Short problem - Each record below should appear again exactly as written.

──────────────────────────────

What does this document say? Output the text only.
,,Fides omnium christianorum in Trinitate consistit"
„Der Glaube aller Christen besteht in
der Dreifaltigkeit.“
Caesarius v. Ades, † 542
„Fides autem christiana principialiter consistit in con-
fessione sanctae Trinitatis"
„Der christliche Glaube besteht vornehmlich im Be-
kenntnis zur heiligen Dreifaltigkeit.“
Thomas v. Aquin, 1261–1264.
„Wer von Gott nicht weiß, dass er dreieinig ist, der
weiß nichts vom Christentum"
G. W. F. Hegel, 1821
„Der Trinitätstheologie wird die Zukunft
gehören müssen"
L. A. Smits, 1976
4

──────────────────────────────

The response -
What does this document say? Output the text only.
,,Fides omnium christianorum in Trinitate consistit"
„Der Glaube aller Christen besteht in
der Dreifaltigkeit.“
Caesarius v. Ades, † 542
„Fides autem christiana principialiter consistit in con-
fessione sanctae Trinitatis"
„Der christliche Glaube besteht vornehmlich im Be-
kenntnis zur heiligen Dreifaltigkeit.“
Thomas v. Aquin, 1261–1264.
„Wer von Gott nicht weiß, dass er dreieinig ist, der
weiß nichts vom Christentum"
G. W. F. Hegel, 1821
„Der Trinitätstheologie wird die Zukunft
gehören müssen"
L. A. Smits, 1976
4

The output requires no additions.